══ Materials provided

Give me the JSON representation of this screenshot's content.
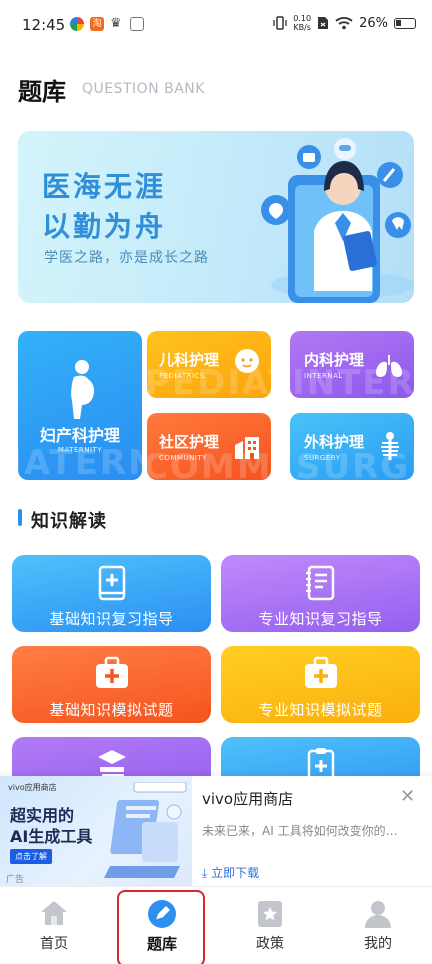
{
  "status_bar": {
    "time": "12:45",
    "net_speed_value": "0.10",
    "net_speed_unit": "KB/s",
    "battery": "26%",
    "left_icons": [
      "app-icon-1",
      "app-icon-2",
      "crown-icon",
      "image-icon"
    ]
  },
  "header": {
    "title": "题库",
    "subtitle": "QUESTION BANK"
  },
  "banner": {
    "line1": "医海无涯",
    "line2": "以勤为舟",
    "tagline": "学医之路，亦是成长之路"
  },
  "categories": [
    {
      "id": "maternity",
      "title": "妇产科护理",
      "subtitle": "MATERNITY",
      "watermark": "MATERNITY"
    },
    {
      "id": "pediatrics",
      "title": "儿科护理",
      "subtitle": "PEDIATRICS",
      "watermark": "PEDIATRICS"
    },
    {
      "id": "internal",
      "title": "内科护理",
      "subtitle": "INTERNAL",
      "watermark": "INTERNAL"
    },
    {
      "id": "community",
      "title": "社区护理",
      "subtitle": "COMMUNITY",
      "watermark": "COMMUNITY"
    },
    {
      "id": "surgery",
      "title": "外科护理",
      "subtitle": "SURGERY",
      "watermark": "SURGERY"
    }
  ],
  "section": {
    "title": "知识解读"
  },
  "knowledge_cards": [
    {
      "id": "basic-review",
      "label": "基础知识复习指导"
    },
    {
      "id": "pro-review",
      "label": "专业知识复习指导"
    },
    {
      "id": "basic-mock",
      "label": "基础知识模拟试题"
    },
    {
      "id": "pro-mock",
      "label": "专业知识模拟试题"
    }
  ],
  "ad": {
    "store_mini": "vivo应用商店",
    "headline_line1": "超实用的",
    "headline_line2": "AI生成工具",
    "cta_mini": "点击了解",
    "ad_mark": "广告",
    "title": "vivo应用商店",
    "description": "未来已来，AI 工具将如何改变你的…",
    "download": "立即下载"
  },
  "tabbar": {
    "items": [
      {
        "id": "home",
        "label": "首页",
        "icon": "home-icon"
      },
      {
        "id": "bank",
        "label": "题库",
        "icon": "pencil-icon",
        "active": true
      },
      {
        "id": "policy",
        "label": "政策",
        "icon": "policy-icon"
      },
      {
        "id": "mine",
        "label": "我的",
        "icon": "user-icon"
      }
    ]
  },
  "colors": {
    "accent": "#2d8ff0",
    "highlight": "#d8262c"
  }
}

════

◆ Set exercise
Make a copy of each line that contains the string "watermark".

◆ Result below
      "watermark": "MATERNITY"
      "watermark": "PEDIATRICS"
      "watermark": "INTERNAL"
      "watermark": "COMMUNITY"
      "watermark": "SURGERY"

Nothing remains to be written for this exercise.